— begin —

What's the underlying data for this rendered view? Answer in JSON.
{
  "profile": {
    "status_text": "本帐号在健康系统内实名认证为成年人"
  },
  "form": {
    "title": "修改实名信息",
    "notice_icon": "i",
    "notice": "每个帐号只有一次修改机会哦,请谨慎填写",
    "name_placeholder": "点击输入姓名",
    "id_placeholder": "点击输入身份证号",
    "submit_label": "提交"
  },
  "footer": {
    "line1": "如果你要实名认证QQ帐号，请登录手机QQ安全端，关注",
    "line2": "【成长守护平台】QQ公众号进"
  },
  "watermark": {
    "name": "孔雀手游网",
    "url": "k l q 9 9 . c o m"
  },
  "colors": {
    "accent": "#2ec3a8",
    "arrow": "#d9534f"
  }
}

— end —

Reproduce the entries above in full by retyping them exactly.

What's the underlying data for this rendered view? Answer in JSON.
{
  "profile": {
    "status_text": "本帐号在健康系统内实名认证为成年人"
  },
  "form": {
    "title": "修改实名信息",
    "notice_icon": "i",
    "notice": "每个帐号只有一次修改机会哦,请谨慎填写",
    "name_placeholder": "点击输入姓名",
    "id_placeholder": "点击输入身份证号",
    "submit_label": "提交"
  },
  "footer": {
    "line1": "如果你要实名认证QQ帐号，请登录手机QQ安全端，关注",
    "line2": "【成长守护平台】QQ公众号进"
  },
  "watermark": {
    "name": "孔雀手游网",
    "url": "k l q 9 9 . c o m"
  },
  "colors": {
    "accent": "#2ec3a8",
    "arrow": "#d9534f"
  }
}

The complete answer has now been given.